#### TO DO
Count the lines in the data below that have "Nueva" in them, and reply with only that number.

#### RECORD EXTRACTS

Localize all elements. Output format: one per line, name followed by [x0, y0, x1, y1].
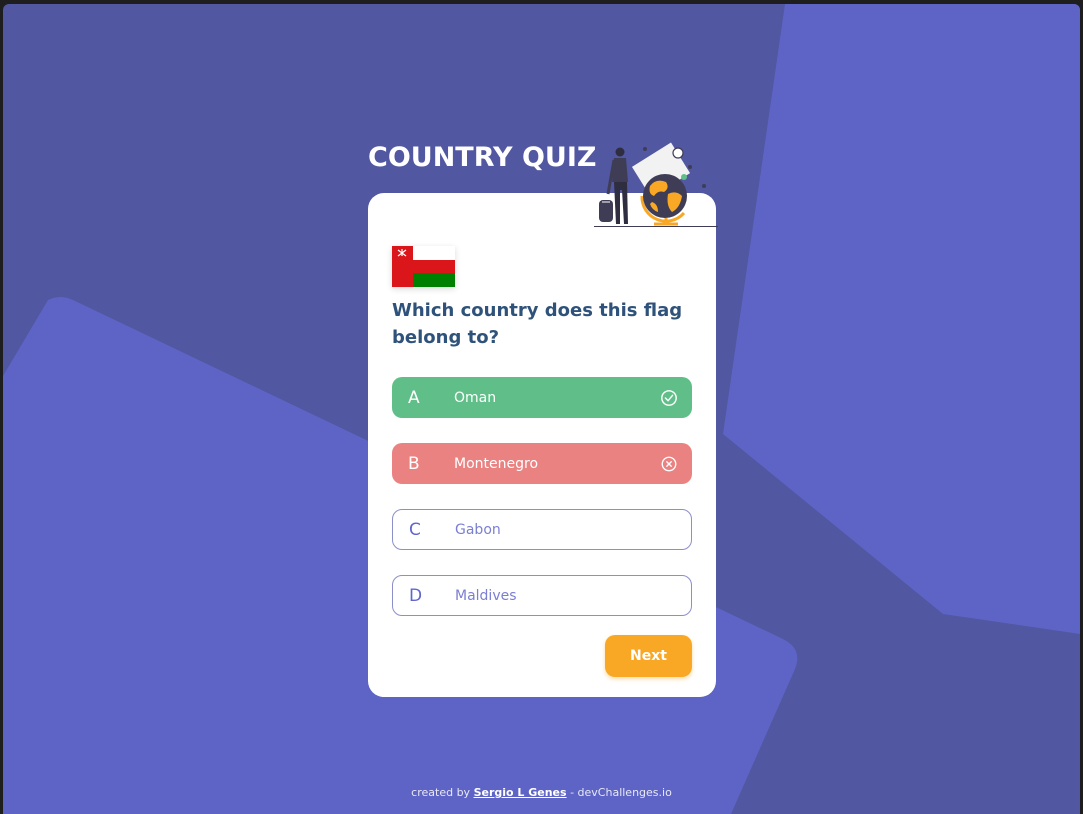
option-a[interactable]: A Oman	[392, 377, 692, 418]
adventure-globe-illustration	[594, 142, 718, 227]
option-label: Oman	[454, 389, 497, 406]
oman-flag-icon	[392, 246, 455, 287]
option-d[interactable]: D Maldives	[392, 575, 692, 616]
footer-suffix: - devChallenges.io	[566, 786, 672, 799]
page-title: COUNTRY QUIZ	[368, 142, 597, 173]
option-c[interactable]: C Gabon	[392, 509, 692, 550]
browser-frame: COUNTRY QUIZ Which country does this fla…	[0, 0, 1083, 814]
option-label: Gabon	[455, 521, 501, 538]
option-letter: B	[408, 453, 420, 474]
author-link[interactable]: Sergio L Genes	[474, 786, 567, 799]
option-letter: D	[409, 585, 423, 606]
question-text: Which country does this flag belong to?	[392, 300, 683, 348]
x-circle-icon	[661, 456, 677, 471]
next-button[interactable]: Next	[605, 635, 692, 677]
footer: created by Sergio L Genes - devChallenge…	[0, 786, 1083, 799]
option-letter: A	[408, 387, 420, 408]
option-letter: C	[409, 519, 421, 540]
footer-prefix: created by	[411, 786, 474, 799]
option-label: Maldives	[455, 587, 517, 604]
quiz-card: Which country does this flag belong to? …	[368, 193, 716, 697]
option-b[interactable]: B Montenegro	[392, 443, 692, 484]
option-label: Montenegro	[454, 455, 539, 472]
check-circle-icon	[661, 389, 677, 406]
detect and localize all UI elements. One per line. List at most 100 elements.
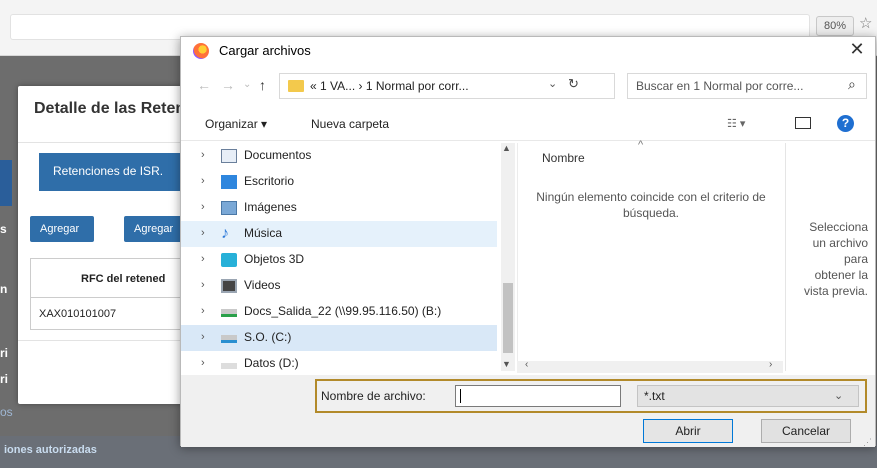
tree-item-drive-c[interactable]: › S.O. (C:) <box>181 325 497 351</box>
search-input[interactable]: Buscar en 1 Normal por corre... ⌕ <box>627 73 867 99</box>
chevron-right-icon[interactable]: › <box>201 279 205 291</box>
tree-scrollbar[interactable] <box>501 143 515 371</box>
chevron-right-icon[interactable]: › <box>201 331 205 343</box>
detail-modal: Detalle de las Reten Retenciones de ISR.… <box>18 86 198 404</box>
tree-item-label: Docs_Salida_22 (\\99.95.116.50) (B:) <box>244 304 442 318</box>
scroll-up-icon[interactable]: ▲ <box>502 143 511 153</box>
preview-line: para <box>843 252 868 266</box>
chevron-right-icon[interactable]: › <box>201 253 205 265</box>
up-arrow-icon[interactable]: ↑ <box>259 77 266 93</box>
breadcrumb-overflow[interactable]: « <box>310 79 317 93</box>
chevron-right-icon[interactable]: › <box>201 201 205 213</box>
divider <box>18 142 198 143</box>
tree-item-documentos[interactable]: › Documentos <box>181 143 497 169</box>
filetype-select[interactable]: *.txt ⌄ <box>637 385 859 407</box>
horizontal-scrollbar[interactable] <box>517 361 783 373</box>
breadcrumb-separator[interactable]: › <box>359 79 363 93</box>
table-row[interactable]: XAX010101007 <box>30 298 198 330</box>
organize-menu-button[interactable]: Organizar ▾ <box>205 117 267 131</box>
page-nav-fragment: os <box>0 405 13 419</box>
tree-item-musica[interactable]: › ♪ Música <box>181 221 497 247</box>
page-nav-fragment: ri <box>0 346 9 360</box>
close-icon[interactable]: ✕ <box>845 39 869 60</box>
open-button[interactable]: Abrir <box>643 419 733 443</box>
network-drive-icon <box>221 309 237 317</box>
tree-item-drive-d[interactable]: › Datos (D:) <box>181 351 497 371</box>
tree-item-videos[interactable]: › Videos <box>181 273 497 299</box>
preview-line: vista previa. <box>803 284 868 298</box>
tree-item-label: Datos (D:) <box>244 356 299 370</box>
cancel-button[interactable]: Cancelar <box>761 419 851 443</box>
search-icon[interactable]: ⌕ <box>848 76 856 93</box>
file-open-dialog: Cargar archivos ✕ ← → ⌄ ↑ « 1 VA... › 1 … <box>180 36 876 447</box>
images-icon <box>221 201 237 215</box>
help-icon[interactable]: ? <box>837 115 854 132</box>
preview-line: Selecciona <box>809 220 868 234</box>
bookmark-star-icon[interactable]: ☆ <box>859 14 872 32</box>
add-button[interactable]: Agregar <box>30 216 94 242</box>
breadcrumb-segment[interactable]: 1 VA... <box>320 79 355 93</box>
tree-item-label: Videos <box>244 278 281 292</box>
view-options-icon[interactable]: ☷ ▾ <box>727 117 745 130</box>
preview-pane-icon[interactable] <box>795 117 811 129</box>
page-side-strip <box>0 160 12 206</box>
tree-item-label: Escritorio <box>244 174 295 188</box>
tree-item-label: S.O. (C:) <box>244 330 292 344</box>
scroll-right-icon[interactable]: › <box>769 359 772 370</box>
search-placeholder: Buscar en 1 Normal por corre... <box>636 79 804 93</box>
drive-icon <box>221 335 237 343</box>
page-nav-fragment: n <box>0 282 8 296</box>
3d-objects-icon <box>221 253 237 267</box>
zoom-badge[interactable]: 80% <box>816 16 854 36</box>
chevron-right-icon[interactable]: › <box>201 227 205 239</box>
chevron-down-icon[interactable]: ⌄ <box>834 389 843 402</box>
tree-item-imagenes[interactable]: › Imágenes <box>181 195 497 221</box>
chevron-right-icon[interactable]: › <box>201 305 205 317</box>
dialog-footer: Nombre de archivo: ⌄ *.txt ⌄ Abrir Cance… <box>181 375 875 447</box>
refresh-icon[interactable]: ↻ <box>568 76 579 92</box>
videos-icon <box>221 279 237 293</box>
dialog-toolbar: Organizar ▾ Nueva carpeta ☷ ▾ ? <box>181 109 875 141</box>
tree-item-label: Objetos 3D <box>244 252 305 266</box>
file-list-area[interactable]: Nombre ^ Ningún elemento coincide con el… <box>517 139 783 371</box>
folder-icon <box>288 80 304 92</box>
tree-item-label: Imágenes <box>244 200 297 214</box>
back-arrow-icon[interactable]: ← <box>197 77 211 93</box>
drive-icon <box>221 363 237 369</box>
music-icon: ♪ <box>221 225 229 242</box>
tab-retenciones-isr[interactable]: Retenciones de ISR. <box>39 153 189 191</box>
chevron-right-icon[interactable]: › <box>201 357 205 369</box>
empty-message-line: búsqueda. <box>622 206 680 220</box>
new-folder-button[interactable]: Nueva carpeta <box>311 117 389 131</box>
scroll-left-icon[interactable]: ‹ <box>525 359 528 370</box>
scroll-down-icon[interactable]: ▼ <box>502 359 511 369</box>
breadcrumb-segment[interactable]: 1 Normal por corr... <box>366 79 469 93</box>
page-nav-fragment: ri <box>0 372 9 386</box>
modal-title: Detalle de las Reten <box>34 100 186 117</box>
filetype-value: *.txt <box>644 389 665 403</box>
text-caret <box>460 389 461 403</box>
table-header-rfc: RFC del retened <box>30 258 198 298</box>
chevron-down-icon[interactable]: ⌄ <box>548 77 557 90</box>
path-breadcrumb[interactable]: « 1 VA... › 1 Normal por corr... ⌄ ↻ <box>279 73 615 99</box>
resize-grip-icon[interactable]: ⋰ <box>863 437 872 448</box>
preview-pane: Selecciona un archivo para obtener la vi… <box>785 143 875 371</box>
scrollbar-thumb[interactable] <box>503 283 513 353</box>
tree-item-objetos-3d[interactable]: › Objetos 3D <box>181 247 497 273</box>
tree-item-label: Música <box>244 226 283 240</box>
tree-item-network-drive[interactable]: › Docs_Salida_22 (\\99.95.116.50) (B:) <box>181 299 497 325</box>
dialog-title: Cargar archivos <box>219 43 311 58</box>
tree-item-escritorio[interactable]: › Escritorio <box>181 169 497 195</box>
column-header-name[interactable]: Nombre <box>542 151 585 165</box>
navigation-row: ← → ⌄ ↑ « 1 VA... › 1 Normal por corr...… <box>181 71 875 101</box>
firefox-icon <box>193 43 209 59</box>
tree-item-label: Documentos <box>244 148 312 162</box>
preview-message: Selecciona un archivo para obtener la vi… <box>786 219 874 299</box>
forward-arrow-icon[interactable]: → <box>221 77 235 93</box>
filename-input[interactable]: ⌄ <box>455 385 621 407</box>
chevron-right-icon[interactable]: › <box>201 175 205 187</box>
recent-locations-icon[interactable]: ⌄ <box>243 79 251 90</box>
empty-message-line: Ningún elemento coincide con el criterio… <box>536 190 766 204</box>
document-icon <box>221 149 237 163</box>
chevron-right-icon[interactable]: › <box>201 149 205 161</box>
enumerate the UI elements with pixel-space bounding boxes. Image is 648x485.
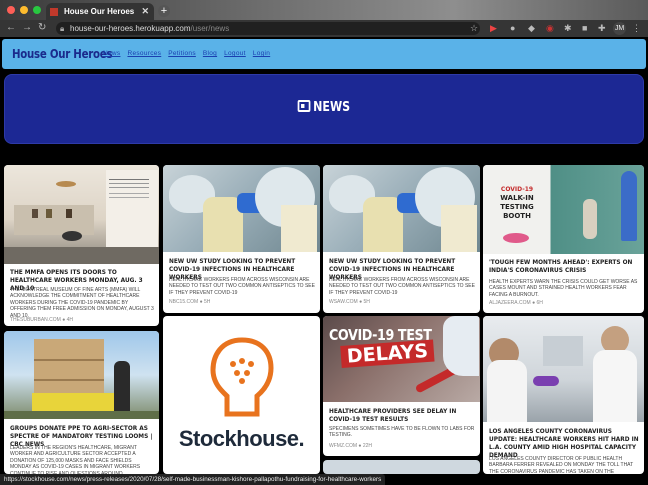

#### OUTPUT FOR THIS TASK
2